_Task statement:_
Decide whether each statement below agrees with the excerpt on testimonial requests, answering yes or no and quoting the deciding words from it. (a) The reminder should be set for 21 days after the content publishes. (b) The request should take 90 seconds to read. (c) Most busy brand managers turn down the offer to have a testimonial drafted for them.

Set a calendar reminder for 21 days after your content publishes. Send a brief check-in email asking how the campaign performed, then transition naturally into your testimonial request. This timing also keeps you top-of-mind for the brand's next campaign cycle.
The exact template that gets responses
Your testimonial request should take 60 seconds to read and 90 seconds to respond to. Here's the framework that consistently works:
Subject line: Quick question about our [Brand Name] campaign
Email body: "Hi [Contact Name],
I wanted to check in on how our campaign performed. I saw strong engagement on my end ([specific metric like "8.5% engagement rate compared to my 4.2% average"]) and curious if it met your goals.
If the results were positive, would you be comfortable providing a brief testimonial I could include in my media kit? Something like:
- What you hoped to achieve with our partnership
- A specific result or metric that stood out
- Whether you'd work together again
Even 2-3 sentences would be incredibly helpful. Happy to draft something and send it your way for approval if that's easier.
Thanks for being such a great partner on this.
[Your name]"
The key phrase is "happy to draft something." 85% of busy brand managers will take you up on this offer. Write a testimonial that sounds like them (professional but not stiff), includes a real metric, and emphasizes the outcome. They'll usually approve it with minor edits or no changes at all.
Asking for referrals without being awkward
The psychology of referrals is simple: people want to share resources that make them look good. When a brand partner connects you with another brand, they're positioning themselves as someone with valuable creator relationships. You're not asking for charity—you're offering them social capital.

Dataset excerpt:
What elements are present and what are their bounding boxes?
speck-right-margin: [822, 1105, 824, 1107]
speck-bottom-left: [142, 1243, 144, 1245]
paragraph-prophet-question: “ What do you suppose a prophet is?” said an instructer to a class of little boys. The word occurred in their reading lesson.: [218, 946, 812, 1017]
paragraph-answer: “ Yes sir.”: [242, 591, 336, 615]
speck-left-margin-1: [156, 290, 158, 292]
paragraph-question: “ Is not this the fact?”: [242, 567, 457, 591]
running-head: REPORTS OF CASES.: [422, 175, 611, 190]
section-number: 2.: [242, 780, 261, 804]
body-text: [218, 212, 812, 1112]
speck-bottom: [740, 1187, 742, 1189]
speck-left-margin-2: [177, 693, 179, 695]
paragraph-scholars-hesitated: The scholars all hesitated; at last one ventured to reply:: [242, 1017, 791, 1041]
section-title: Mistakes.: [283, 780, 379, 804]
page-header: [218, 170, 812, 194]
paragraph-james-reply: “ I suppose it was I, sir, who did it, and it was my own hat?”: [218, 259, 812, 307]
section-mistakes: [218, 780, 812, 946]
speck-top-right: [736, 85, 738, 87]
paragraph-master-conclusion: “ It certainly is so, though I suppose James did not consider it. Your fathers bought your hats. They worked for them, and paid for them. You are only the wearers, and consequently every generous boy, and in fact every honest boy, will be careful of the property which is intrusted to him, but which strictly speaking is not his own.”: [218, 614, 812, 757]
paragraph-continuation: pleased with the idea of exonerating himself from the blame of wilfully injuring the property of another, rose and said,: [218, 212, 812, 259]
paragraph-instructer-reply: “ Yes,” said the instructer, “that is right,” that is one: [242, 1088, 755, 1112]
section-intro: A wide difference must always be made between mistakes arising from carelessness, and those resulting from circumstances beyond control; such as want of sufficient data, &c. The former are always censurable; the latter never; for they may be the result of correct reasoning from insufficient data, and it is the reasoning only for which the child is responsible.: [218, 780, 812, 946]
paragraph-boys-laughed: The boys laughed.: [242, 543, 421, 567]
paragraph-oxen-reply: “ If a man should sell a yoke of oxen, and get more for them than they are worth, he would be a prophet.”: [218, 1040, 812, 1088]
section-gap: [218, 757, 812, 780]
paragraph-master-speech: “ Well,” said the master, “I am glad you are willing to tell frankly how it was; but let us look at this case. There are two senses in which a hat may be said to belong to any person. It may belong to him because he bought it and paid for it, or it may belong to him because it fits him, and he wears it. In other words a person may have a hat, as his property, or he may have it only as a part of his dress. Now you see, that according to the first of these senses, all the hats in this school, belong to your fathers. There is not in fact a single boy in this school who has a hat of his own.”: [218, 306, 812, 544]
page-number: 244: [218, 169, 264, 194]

==

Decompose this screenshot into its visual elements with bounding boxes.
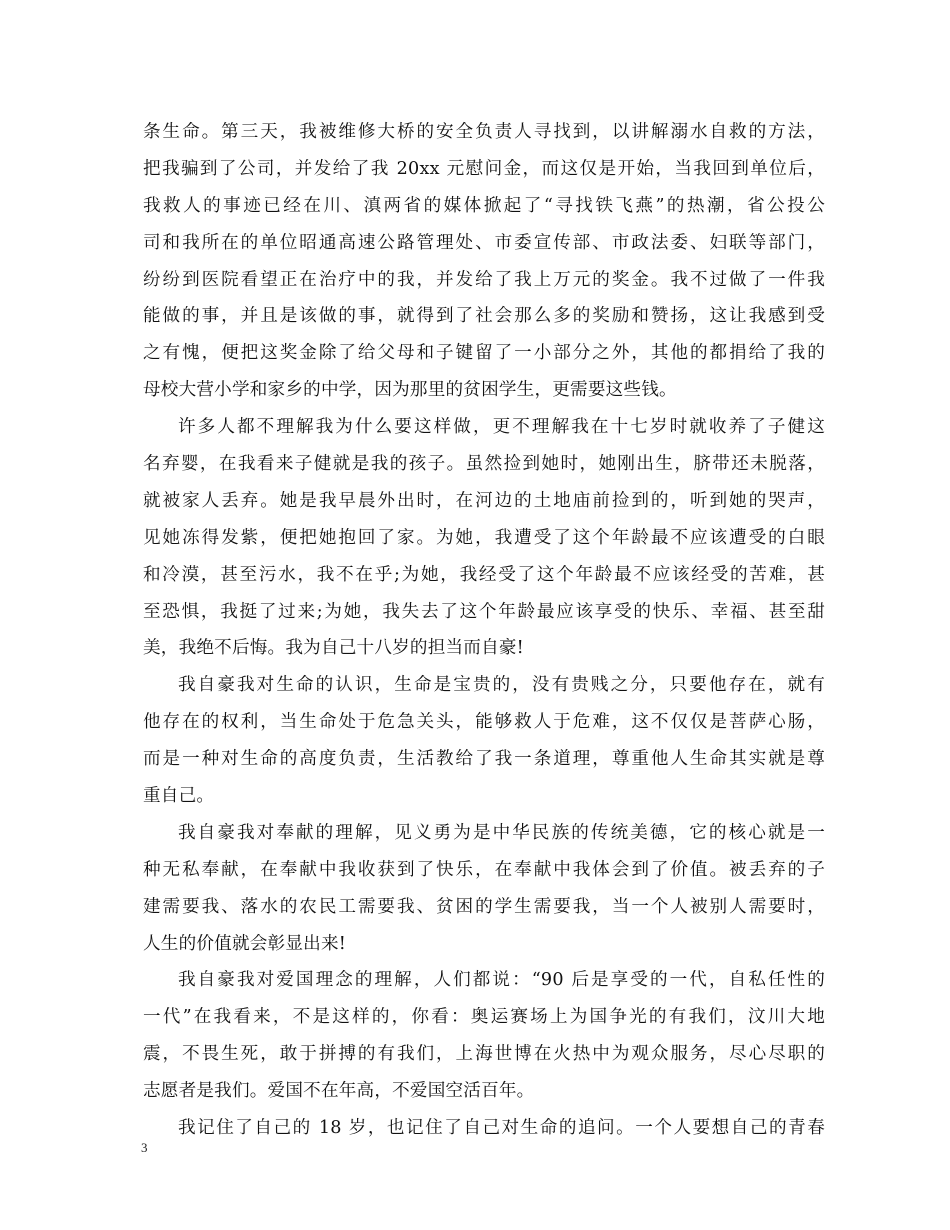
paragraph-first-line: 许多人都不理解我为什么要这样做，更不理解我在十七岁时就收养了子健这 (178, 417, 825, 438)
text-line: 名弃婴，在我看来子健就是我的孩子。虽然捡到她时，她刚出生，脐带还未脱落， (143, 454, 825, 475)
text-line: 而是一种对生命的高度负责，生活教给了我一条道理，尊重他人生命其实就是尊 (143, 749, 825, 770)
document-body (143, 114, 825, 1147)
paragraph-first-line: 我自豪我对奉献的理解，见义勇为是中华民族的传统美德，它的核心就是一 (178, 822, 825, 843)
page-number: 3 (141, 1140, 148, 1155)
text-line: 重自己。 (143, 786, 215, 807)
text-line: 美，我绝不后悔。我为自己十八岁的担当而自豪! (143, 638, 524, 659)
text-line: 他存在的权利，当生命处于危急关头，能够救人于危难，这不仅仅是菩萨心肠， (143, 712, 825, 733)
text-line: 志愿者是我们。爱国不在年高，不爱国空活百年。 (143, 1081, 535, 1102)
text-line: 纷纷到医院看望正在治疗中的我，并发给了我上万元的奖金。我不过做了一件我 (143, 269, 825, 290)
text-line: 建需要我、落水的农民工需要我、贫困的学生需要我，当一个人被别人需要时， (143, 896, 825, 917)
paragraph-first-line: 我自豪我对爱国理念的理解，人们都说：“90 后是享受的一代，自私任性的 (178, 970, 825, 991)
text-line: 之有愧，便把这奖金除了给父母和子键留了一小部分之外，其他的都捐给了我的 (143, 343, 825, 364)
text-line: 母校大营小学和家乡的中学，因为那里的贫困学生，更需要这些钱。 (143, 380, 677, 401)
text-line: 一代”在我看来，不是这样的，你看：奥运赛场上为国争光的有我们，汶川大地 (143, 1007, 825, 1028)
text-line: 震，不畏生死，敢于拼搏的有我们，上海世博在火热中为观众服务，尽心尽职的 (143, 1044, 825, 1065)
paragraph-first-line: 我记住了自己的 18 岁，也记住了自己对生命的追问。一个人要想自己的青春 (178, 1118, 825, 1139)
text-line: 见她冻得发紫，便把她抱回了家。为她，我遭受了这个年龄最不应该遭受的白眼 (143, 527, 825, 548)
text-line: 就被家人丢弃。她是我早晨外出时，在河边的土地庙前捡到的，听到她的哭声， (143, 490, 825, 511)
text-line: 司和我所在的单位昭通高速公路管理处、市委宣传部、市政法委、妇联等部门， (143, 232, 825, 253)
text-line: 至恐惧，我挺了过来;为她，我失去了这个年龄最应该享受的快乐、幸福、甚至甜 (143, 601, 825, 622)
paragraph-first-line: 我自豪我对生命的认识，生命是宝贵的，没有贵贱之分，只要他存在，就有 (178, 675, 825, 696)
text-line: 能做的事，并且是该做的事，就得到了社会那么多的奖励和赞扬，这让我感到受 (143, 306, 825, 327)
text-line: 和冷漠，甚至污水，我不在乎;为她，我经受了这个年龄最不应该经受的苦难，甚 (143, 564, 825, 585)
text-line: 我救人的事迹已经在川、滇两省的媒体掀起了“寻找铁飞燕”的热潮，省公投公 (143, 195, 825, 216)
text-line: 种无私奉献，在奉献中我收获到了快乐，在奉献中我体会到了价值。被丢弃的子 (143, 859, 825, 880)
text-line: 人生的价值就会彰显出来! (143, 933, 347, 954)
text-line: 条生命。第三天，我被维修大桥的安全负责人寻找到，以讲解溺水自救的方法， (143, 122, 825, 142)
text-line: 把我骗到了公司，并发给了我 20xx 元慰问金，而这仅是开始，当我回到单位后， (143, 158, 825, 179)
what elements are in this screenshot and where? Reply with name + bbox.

_Complete answer:_
(a) Yes: "Set a calendar reminder for 21 days after your content publishes."
(b) No: "Your testimonial request should take 60 seconds to read and 90 seconds to respond to."
(c) No: "85% of busy brand managers will take you up on this offer."